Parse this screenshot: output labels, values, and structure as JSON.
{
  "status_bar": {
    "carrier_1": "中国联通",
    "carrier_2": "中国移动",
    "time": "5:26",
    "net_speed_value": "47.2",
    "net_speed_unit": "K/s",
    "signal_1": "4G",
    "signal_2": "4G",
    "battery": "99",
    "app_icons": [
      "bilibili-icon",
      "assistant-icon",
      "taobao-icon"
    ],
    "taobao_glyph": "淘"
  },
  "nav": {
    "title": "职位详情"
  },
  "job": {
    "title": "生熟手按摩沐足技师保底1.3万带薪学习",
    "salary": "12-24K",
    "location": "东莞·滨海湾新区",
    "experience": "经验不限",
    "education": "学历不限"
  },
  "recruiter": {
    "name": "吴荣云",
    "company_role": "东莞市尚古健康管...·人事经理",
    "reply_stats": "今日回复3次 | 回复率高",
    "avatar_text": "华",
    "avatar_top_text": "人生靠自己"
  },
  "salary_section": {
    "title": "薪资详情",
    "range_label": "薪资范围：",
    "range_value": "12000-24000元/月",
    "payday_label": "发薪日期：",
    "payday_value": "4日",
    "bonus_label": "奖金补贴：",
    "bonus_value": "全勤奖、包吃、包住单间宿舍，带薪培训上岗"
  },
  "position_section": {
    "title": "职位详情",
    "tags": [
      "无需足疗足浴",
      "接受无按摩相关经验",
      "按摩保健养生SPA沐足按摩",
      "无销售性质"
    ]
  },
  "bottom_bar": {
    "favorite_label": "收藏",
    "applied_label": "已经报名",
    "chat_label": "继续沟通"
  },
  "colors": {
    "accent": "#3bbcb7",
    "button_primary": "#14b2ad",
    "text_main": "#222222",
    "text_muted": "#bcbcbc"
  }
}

——————————

» Task statement: Set down all of the data above, word for word.

» Exercise output:
Parse this screenshot: output labels, values, and structure as JSON.
{
  "status_bar": {
    "carrier_1": "中国联通",
    "carrier_2": "中国移动",
    "time": "5:26",
    "net_speed_value": "47.2",
    "net_speed_unit": "K/s",
    "signal_1": "4G",
    "signal_2": "4G",
    "battery": "99",
    "app_icons": [
      "bilibili-icon",
      "assistant-icon",
      "taobao-icon"
    ],
    "taobao_glyph": "淘"
  },
  "nav": {
    "title": "职位详情"
  },
  "job": {
    "title": "生熟手按摩沐足技师保底1.3万带薪学习",
    "salary": "12-24K",
    "location": "东莞·滨海湾新区",
    "experience": "经验不限",
    "education": "学历不限"
  },
  "recruiter": {
    "name": "吴荣云",
    "company_role": "东莞市尚古健康管...·人事经理",
    "reply_stats": "今日回复3次 | 回复率高",
    "avatar_text": "华",
    "avatar_top_text": "人生靠自己"
  },
  "salary_section": {
    "title": "薪资详情",
    "range_label": "薪资范围：",
    "range_value": "12000-24000元/月",
    "payday_label": "发薪日期：",
    "payday_value": "4日",
    "bonus_label": "奖金补贴：",
    "bonus_value": "全勤奖、包吃、包住单间宿舍，带薪培训上岗"
  },
  "position_section": {
    "title": "职位详情",
    "tags": [
      "无需足疗足浴",
      "接受无按摩相关经验",
      "按摩保健养生SPA沐足按摩",
      "无销售性质"
    ]
  },
  "bottom_bar": {
    "favorite_label": "收藏",
    "applied_label": "已经报名",
    "chat_label": "继续沟通"
  },
  "colors": {
    "accent": "#3bbcb7",
    "button_primary": "#14b2ad",
    "text_main": "#222222",
    "text_muted": "#bcbcbc"
  }
}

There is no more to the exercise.